作業指示 A - 不妊検査の本文のうち、「女性の不妊検査(基本検査)」から「て以下のホルモンを調べます。」まで(両端を含む)の部分を、「基礎体温表」を「基礎体温の記録」に改めて示してください。
作業指示 B - 不妊検査の本文によると、子宮卵管造影検査は生理周期のどの時期に行うかを答えてください。

確認用本文 -
════════════════

初診は生理周期のどのタイミングで受ける?
初診を受けるタイミングは基本的にいつでも良いですが、内診で下着を脱ぐ必要があるため、生理中は避けたほうが安心して診察が受けられるかもしれません。ただし、病院によっては予約時に「生理3~5日目に来てください」などと指定されることもあるようです。
女性の不妊検査(基本検査)
問診・内診
問診では結婚年数や生理周期、過去にかかった病気などが質問されます。数ヶ月分の基礎体温表を持参すると良いでしょう。内診では腟に指を入れて子宮や卵巣の状態を調べ、子宮筋腫や子宮内膜症がないかチェックします。
超音波検査
腟内に超音波プローブという器具を挿入し、子宮筋腫や卵巣腫瘍がないかといったことを調べます。超音波検査は子宮内膜の状態や卵胞の大きさ、排卵時期もわかるため、受診のたびに行うことが多いです。
ホルモン検査
血液中のホルモン量を血液検査で調べ、妊娠に必要なホルモンがきちんと分泌されているかみていきます。生理周期に応じて以下のホルモンを調べます。
・低温期(生理3~5日目):卵胞刺激ホルモン、黄体形成ホルモン
・排卵前:黄体形成ホルモン、卵胞ホルモン(エストロゲン)
・高温期6~8日目:黄体ホルモン(プロゲステロン)
・随時:プロラクチン、甲状腺刺激ホルモン、甲状腺ホルモン、抗ミューラリアンホルモン
子宮卵管造影検査
子宮卵管造影検査は、生理終了後から排卵までのあいだに行います。腟から細い管で子宮内に造影剤を注入し、その広がり方をX線撮影して、卵管の詰まりや子宮の形状、ポリープの有無などを調べます。造影剤が卵管内の滑りを良くしたり、粘液などの軽い詰まりを解消したりすることから、不妊治療もかねて行う場合があります。
卵管通水検査・通気検査
腟から子宮に挿入した細い管から生理食塩水や炭酸ガスを注入し、卵管に詰まりがないかチェックします。子宮卵管造影検査の造影剤にアレルギー反応を起こす患者に対して行います。
クラミジア検査
卵管障害などを引き起こす原因となるクラミジア感染症にかかっていないか、子宮頸管の分泌物や腟分泌物を採取して調べます。

════════════════

元データ -
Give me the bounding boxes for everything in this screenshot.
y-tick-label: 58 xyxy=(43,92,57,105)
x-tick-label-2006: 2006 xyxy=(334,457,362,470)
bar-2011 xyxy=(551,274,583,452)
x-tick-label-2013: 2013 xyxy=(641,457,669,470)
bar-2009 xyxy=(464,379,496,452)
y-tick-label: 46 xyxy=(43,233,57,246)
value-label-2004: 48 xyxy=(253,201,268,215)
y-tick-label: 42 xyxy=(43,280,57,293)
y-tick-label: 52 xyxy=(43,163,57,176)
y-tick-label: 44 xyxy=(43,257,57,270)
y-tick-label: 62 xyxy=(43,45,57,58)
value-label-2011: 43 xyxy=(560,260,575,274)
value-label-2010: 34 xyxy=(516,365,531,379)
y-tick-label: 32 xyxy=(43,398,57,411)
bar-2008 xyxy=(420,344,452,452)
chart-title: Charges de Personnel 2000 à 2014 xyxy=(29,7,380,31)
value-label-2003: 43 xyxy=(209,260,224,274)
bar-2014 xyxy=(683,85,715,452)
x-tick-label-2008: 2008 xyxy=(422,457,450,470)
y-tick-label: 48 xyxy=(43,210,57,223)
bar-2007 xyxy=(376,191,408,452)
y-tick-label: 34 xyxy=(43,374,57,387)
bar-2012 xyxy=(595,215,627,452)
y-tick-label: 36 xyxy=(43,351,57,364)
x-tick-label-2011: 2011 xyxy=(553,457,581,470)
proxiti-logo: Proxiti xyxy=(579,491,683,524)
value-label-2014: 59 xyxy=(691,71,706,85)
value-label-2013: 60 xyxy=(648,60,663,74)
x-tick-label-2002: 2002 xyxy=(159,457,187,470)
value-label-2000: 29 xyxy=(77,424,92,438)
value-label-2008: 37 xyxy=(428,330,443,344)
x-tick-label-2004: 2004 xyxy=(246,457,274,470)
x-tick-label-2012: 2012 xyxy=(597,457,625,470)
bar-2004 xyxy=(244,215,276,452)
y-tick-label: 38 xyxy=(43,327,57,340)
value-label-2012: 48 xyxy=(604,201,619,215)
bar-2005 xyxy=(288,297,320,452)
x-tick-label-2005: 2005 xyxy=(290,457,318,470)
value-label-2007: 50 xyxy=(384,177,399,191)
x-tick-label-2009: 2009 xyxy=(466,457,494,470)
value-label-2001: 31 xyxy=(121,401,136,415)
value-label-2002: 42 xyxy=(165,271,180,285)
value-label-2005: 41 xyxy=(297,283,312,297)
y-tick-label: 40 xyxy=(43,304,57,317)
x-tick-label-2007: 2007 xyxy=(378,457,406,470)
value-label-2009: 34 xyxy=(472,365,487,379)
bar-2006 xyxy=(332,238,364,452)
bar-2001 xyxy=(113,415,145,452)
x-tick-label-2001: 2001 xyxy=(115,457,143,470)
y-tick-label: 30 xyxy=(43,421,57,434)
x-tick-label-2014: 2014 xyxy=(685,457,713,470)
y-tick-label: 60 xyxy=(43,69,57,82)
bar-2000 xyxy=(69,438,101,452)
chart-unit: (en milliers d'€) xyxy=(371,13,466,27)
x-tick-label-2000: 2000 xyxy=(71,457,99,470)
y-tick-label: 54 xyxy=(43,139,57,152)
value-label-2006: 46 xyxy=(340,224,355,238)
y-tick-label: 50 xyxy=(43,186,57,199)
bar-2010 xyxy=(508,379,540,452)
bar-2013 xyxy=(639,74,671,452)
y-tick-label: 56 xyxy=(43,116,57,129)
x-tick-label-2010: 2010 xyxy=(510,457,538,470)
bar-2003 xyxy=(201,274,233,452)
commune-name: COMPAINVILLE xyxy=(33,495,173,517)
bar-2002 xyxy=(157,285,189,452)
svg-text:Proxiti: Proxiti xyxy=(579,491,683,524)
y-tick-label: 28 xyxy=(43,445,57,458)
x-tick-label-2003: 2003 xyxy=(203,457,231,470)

════════════════

想定解答 A -
女性の不妊検査(基本検査)
問診・内診
問診では結婚年数や生理周期、過去にかかった病気などが質問されます。数ヶ月分の基礎体温の記録を持参すると良いでしょう。内診では腟に指を入れて子宮や卵巣の状態を調べ、子宮筋腫や子宮内膜症がないかチェックします。
超音波検査
腟内に超音波プローブという器具を挿入し、子宮筋腫や卵巣腫瘍がないかといったことを調べます。超音波検査は子宮内膜の状態や卵胞の大きさ、排卵時期もわかるため、受診のたびに行うことが多いです。
ホルモン検査
血液中のホルモン量を血液検査で調べ、妊娠に必要なホルモンがきちんと分泌されているかみていきます。生理周期に応じて以下のホルモンを調べます。

想定解答 B - 生理終了後から排卵までのあいだに行います。